GIVEN DATA ::
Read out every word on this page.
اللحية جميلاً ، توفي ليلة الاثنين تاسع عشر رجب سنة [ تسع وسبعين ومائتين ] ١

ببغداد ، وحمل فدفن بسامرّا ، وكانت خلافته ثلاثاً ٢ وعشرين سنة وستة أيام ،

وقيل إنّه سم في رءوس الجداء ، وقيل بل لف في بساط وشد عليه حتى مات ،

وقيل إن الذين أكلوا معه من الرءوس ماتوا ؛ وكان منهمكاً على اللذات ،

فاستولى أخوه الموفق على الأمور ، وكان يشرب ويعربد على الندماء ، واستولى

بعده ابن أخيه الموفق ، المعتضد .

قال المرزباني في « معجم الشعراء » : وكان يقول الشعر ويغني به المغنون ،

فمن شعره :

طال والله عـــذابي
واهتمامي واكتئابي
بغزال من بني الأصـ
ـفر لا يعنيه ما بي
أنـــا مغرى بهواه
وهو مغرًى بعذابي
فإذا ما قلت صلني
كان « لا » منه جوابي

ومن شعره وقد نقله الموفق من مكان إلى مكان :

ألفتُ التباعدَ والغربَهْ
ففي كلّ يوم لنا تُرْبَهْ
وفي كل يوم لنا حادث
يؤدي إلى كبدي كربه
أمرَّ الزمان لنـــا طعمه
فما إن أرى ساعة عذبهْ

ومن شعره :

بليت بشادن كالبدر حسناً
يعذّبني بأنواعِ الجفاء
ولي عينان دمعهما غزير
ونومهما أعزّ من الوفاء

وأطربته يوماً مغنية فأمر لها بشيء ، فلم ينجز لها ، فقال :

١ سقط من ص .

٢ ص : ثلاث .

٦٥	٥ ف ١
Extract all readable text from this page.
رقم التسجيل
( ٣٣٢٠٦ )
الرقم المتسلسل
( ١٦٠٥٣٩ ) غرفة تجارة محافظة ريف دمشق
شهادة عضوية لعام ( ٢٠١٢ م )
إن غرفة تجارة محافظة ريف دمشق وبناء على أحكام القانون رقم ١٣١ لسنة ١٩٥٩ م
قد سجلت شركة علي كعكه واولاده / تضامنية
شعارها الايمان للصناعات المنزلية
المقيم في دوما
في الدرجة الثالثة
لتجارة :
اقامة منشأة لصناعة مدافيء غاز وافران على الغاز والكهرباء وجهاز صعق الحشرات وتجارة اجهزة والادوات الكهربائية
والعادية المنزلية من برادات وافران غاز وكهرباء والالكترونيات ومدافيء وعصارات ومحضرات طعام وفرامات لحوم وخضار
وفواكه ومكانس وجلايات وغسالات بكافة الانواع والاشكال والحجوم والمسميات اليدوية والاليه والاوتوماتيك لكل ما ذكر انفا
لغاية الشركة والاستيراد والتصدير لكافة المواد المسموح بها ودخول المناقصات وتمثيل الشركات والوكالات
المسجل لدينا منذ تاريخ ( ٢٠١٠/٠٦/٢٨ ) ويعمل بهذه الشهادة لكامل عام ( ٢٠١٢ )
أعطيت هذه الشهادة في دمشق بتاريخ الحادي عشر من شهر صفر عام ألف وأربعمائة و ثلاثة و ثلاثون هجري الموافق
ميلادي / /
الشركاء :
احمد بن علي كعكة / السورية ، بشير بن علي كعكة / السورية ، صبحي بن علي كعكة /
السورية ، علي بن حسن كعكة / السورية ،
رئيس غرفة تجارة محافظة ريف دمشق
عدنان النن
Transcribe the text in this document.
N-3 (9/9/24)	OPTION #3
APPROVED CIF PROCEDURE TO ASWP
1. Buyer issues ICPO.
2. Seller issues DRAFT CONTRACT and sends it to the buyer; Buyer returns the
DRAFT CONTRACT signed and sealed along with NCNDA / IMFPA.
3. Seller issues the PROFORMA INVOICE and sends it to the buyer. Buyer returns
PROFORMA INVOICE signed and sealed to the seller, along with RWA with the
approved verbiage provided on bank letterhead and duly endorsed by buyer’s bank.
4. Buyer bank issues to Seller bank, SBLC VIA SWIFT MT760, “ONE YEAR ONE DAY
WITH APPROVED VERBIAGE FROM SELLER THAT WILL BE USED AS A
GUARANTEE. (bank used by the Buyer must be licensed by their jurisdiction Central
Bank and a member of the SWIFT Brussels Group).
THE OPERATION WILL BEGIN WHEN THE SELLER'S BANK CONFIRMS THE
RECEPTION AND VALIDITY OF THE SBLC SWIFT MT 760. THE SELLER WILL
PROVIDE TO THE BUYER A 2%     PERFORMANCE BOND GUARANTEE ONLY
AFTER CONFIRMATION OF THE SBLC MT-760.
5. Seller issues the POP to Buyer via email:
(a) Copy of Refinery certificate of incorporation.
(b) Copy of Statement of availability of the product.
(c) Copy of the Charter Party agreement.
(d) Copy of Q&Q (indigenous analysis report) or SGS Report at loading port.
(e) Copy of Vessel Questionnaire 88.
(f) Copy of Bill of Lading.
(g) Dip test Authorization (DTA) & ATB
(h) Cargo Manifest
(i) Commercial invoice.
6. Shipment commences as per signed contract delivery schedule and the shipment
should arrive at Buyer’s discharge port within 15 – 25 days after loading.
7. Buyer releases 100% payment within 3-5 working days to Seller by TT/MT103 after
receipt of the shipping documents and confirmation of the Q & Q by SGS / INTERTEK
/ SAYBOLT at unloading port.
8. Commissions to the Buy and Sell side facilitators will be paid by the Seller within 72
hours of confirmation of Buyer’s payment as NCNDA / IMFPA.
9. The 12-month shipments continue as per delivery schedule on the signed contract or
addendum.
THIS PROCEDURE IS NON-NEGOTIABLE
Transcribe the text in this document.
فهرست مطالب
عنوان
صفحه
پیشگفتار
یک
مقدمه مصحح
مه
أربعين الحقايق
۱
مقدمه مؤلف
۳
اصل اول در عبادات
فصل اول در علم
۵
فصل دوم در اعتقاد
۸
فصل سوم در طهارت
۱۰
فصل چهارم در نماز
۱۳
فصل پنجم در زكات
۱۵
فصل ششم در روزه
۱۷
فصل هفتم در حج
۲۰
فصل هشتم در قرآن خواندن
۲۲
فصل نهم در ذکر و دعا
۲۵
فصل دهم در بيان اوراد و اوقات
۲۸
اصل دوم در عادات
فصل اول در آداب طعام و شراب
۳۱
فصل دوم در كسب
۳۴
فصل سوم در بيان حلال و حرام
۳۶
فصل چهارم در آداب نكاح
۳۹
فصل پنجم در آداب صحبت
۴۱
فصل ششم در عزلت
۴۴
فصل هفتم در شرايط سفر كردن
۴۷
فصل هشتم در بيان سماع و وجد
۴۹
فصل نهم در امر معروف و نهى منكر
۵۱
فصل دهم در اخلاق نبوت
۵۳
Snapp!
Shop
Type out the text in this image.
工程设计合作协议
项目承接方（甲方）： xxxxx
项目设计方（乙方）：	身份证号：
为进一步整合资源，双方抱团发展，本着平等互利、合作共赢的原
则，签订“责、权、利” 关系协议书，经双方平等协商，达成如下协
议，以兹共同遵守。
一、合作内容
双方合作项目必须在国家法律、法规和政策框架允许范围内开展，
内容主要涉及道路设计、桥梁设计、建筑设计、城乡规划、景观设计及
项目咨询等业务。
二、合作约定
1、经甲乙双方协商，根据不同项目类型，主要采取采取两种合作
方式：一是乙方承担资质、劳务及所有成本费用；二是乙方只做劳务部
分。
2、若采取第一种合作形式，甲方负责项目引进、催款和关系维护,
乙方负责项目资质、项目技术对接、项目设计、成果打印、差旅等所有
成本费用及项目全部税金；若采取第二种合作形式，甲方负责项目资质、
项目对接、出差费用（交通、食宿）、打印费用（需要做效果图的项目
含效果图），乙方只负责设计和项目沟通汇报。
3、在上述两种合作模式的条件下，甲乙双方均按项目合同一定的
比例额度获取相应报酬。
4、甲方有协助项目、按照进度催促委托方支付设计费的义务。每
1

WHAT THIS TASK INVOLVES ::
Using the data above, say how many lines include "payment". No other reply is needed.

TASK OUTPUT ::
2